**YOUR TASK:** Go through the data below and copy it exactly, skipping every picture.

Dataset records on visual material:
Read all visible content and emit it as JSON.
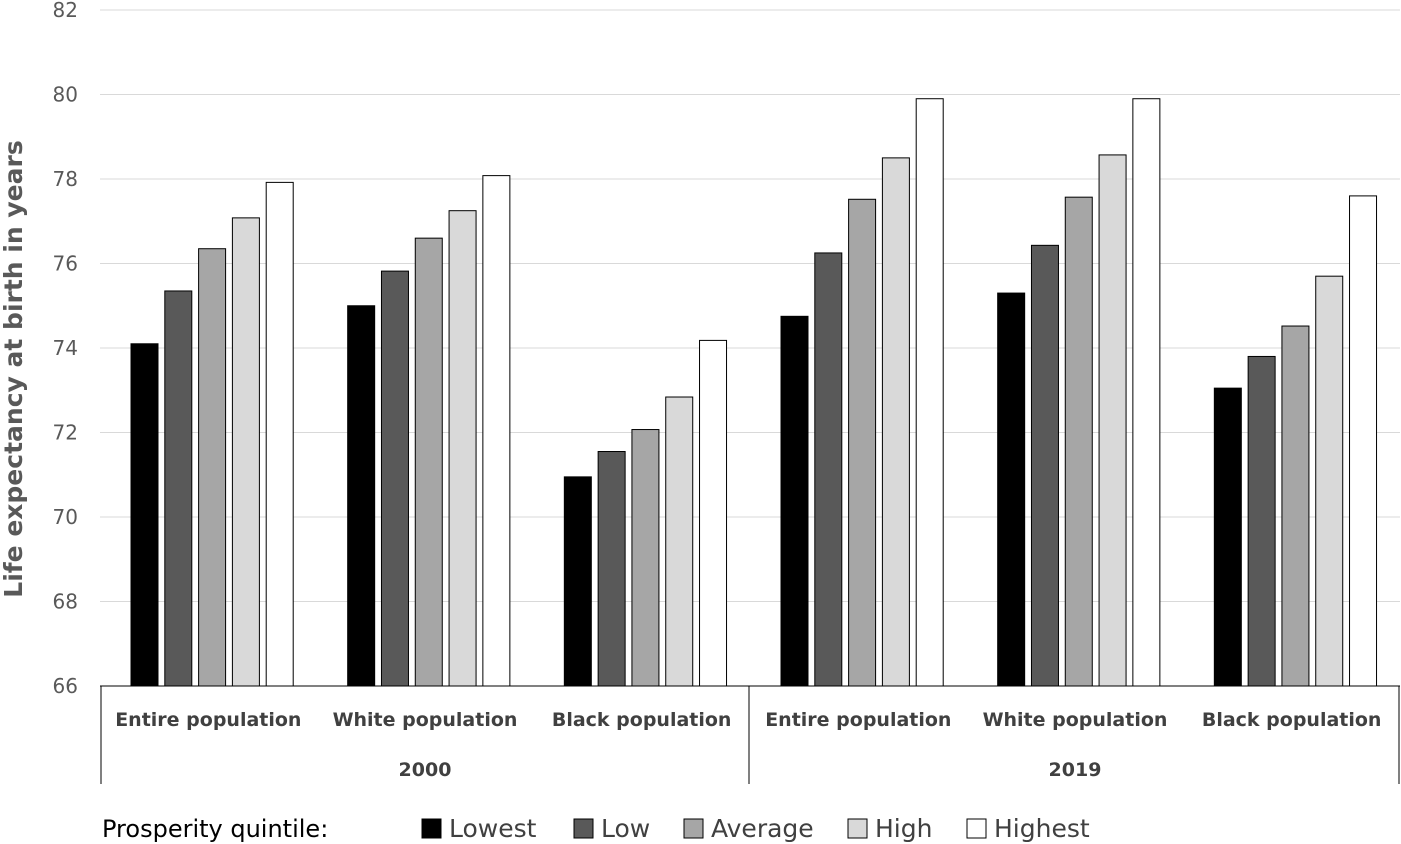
{
  "chart_data": {
    "type": "bar",
    "ylabel": "Life expectancy at birth in years",
    "ylim": [
      66,
      82
    ],
    "yticks": [
      "66",
      "68",
      "70",
      "72",
      "74",
      "76",
      "78",
      "80",
      "82"
    ],
    "groups": [
      {
        "label": "2000",
        "categories": [
          "Entire population",
          "White population",
          "Black population"
        ]
      },
      {
        "label": "2019",
        "categories": [
          "Entire population",
          "White population",
          "Black population"
        ]
      }
    ],
    "series": [
      {
        "name": "Lowest",
        "color": "#000000",
        "values": [
          74.1,
          75.0,
          70.95,
          74.75,
          75.3,
          73.05
        ]
      },
      {
        "name": "Low",
        "color": "#595959",
        "values": [
          75.35,
          75.82,
          71.55,
          76.25,
          76.43,
          73.8
        ]
      },
      {
        "name": "Average",
        "color": "#a6a6a6",
        "values": [
          76.35,
          76.6,
          72.07,
          77.52,
          77.57,
          74.52
        ]
      },
      {
        "name": "High",
        "color": "#d9d9d9",
        "values": [
          77.08,
          77.25,
          72.84,
          78.5,
          78.57,
          75.7
        ]
      },
      {
        "name": "Highest",
        "color": "#ffffff",
        "values": [
          77.92,
          78.08,
          74.18,
          79.9,
          79.9,
          77.6
        ]
      }
    ],
    "legend_title": "Prosperity quintile:",
    "legend_position": "bottom",
    "grid": true
  }
}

**RESULT OF THE EXERCISE:**
Read all visible content and emit it as JSON.
{
  "chart_data": {
    "type": "bar",
    "ylabel": "Life expectancy at birth in years",
    "ylim": [
      66,
      82
    ],
    "yticks": [
      "66",
      "68",
      "70",
      "72",
      "74",
      "76",
      "78",
      "80",
      "82"
    ],
    "groups": [
      {
        "label": "2000",
        "categories": [
          "Entire population",
          "White population",
          "Black population"
        ]
      },
      {
        "label": "2019",
        "categories": [
          "Entire population",
          "White population",
          "Black population"
        ]
      }
    ],
    "series": [
      {
        "name": "Lowest",
        "color": "#000000",
        "values": [
          74.1,
          75.0,
          70.95,
          74.75,
          75.3,
          73.05
        ]
      },
      {
        "name": "Low",
        "color": "#595959",
        "values": [
          75.35,
          75.82,
          71.55,
          76.25,
          76.43,
          73.8
        ]
      },
      {
        "name": "Average",
        "color": "#a6a6a6",
        "values": [
          76.35,
          76.6,
          72.07,
          77.52,
          77.57,
          74.52
        ]
      },
      {
        "name": "High",
        "color": "#d9d9d9",
        "values": [
          77.08,
          77.25,
          72.84,
          78.5,
          78.57,
          75.7
        ]
      },
      {
        "name": "Highest",
        "color": "#ffffff",
        "values": [
          77.92,
          78.08,
          74.18,
          79.9,
          79.9,
          77.6
        ]
      }
    ],
    "legend_title": "Prosperity quintile:",
    "legend_position": "bottom",
    "grid": true
  }
}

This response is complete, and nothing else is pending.